• _Records_:
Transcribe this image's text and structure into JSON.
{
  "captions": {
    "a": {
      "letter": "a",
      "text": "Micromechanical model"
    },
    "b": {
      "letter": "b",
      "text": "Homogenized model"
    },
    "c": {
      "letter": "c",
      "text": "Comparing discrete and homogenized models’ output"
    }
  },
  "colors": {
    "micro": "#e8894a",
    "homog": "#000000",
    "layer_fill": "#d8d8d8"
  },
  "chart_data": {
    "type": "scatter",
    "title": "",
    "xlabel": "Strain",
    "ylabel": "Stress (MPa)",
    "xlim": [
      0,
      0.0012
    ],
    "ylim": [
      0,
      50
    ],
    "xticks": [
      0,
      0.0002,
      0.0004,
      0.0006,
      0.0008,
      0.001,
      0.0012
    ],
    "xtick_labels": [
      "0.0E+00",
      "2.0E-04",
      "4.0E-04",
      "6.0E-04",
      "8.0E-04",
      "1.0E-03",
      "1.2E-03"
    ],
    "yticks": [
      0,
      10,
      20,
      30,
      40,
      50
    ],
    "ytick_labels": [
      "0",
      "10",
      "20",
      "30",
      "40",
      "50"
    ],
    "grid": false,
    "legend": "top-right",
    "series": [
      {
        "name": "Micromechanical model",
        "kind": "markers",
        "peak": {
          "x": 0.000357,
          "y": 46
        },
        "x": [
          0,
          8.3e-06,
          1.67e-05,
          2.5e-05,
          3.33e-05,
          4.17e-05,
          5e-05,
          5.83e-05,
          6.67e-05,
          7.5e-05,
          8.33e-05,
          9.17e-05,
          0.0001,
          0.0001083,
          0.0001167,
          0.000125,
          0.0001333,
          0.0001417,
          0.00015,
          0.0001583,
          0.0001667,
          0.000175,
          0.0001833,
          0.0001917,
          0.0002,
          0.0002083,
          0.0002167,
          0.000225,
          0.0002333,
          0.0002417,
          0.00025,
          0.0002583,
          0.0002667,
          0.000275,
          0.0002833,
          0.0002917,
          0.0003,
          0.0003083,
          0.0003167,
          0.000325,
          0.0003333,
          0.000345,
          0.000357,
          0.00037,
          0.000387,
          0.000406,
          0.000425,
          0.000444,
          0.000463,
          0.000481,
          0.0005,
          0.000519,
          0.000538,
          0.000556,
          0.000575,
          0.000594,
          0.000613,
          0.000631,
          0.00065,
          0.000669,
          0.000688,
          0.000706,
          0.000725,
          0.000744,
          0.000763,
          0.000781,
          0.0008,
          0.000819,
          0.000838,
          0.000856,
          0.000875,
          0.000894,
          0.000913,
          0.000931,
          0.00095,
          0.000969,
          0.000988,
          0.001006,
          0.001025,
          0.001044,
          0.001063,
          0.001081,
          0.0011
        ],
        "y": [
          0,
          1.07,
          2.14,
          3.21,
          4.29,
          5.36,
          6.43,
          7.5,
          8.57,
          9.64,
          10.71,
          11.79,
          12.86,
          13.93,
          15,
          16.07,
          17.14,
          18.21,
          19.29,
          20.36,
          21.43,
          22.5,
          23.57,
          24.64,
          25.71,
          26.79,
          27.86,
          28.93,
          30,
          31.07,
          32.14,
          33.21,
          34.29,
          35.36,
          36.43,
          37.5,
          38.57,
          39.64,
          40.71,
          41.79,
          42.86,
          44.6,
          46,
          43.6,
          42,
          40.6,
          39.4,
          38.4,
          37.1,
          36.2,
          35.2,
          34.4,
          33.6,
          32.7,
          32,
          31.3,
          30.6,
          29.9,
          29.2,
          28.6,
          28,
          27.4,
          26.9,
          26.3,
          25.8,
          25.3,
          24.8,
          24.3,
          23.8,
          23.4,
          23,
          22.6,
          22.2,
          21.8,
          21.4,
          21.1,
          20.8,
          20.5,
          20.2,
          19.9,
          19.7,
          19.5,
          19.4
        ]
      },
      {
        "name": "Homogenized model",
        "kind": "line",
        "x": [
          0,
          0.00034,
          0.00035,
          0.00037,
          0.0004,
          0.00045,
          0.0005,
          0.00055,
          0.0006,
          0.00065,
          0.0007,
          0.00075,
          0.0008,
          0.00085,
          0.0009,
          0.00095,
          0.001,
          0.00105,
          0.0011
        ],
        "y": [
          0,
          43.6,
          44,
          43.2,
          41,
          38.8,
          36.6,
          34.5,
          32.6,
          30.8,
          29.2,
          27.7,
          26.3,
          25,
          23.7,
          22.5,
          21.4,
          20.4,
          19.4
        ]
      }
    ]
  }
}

• _Task description_: Select and copy each line from the data that includes the word "Micromechanical".

• _Correct output_:
      "text": "Micromechanical model"
        "name": "Micromechanical model",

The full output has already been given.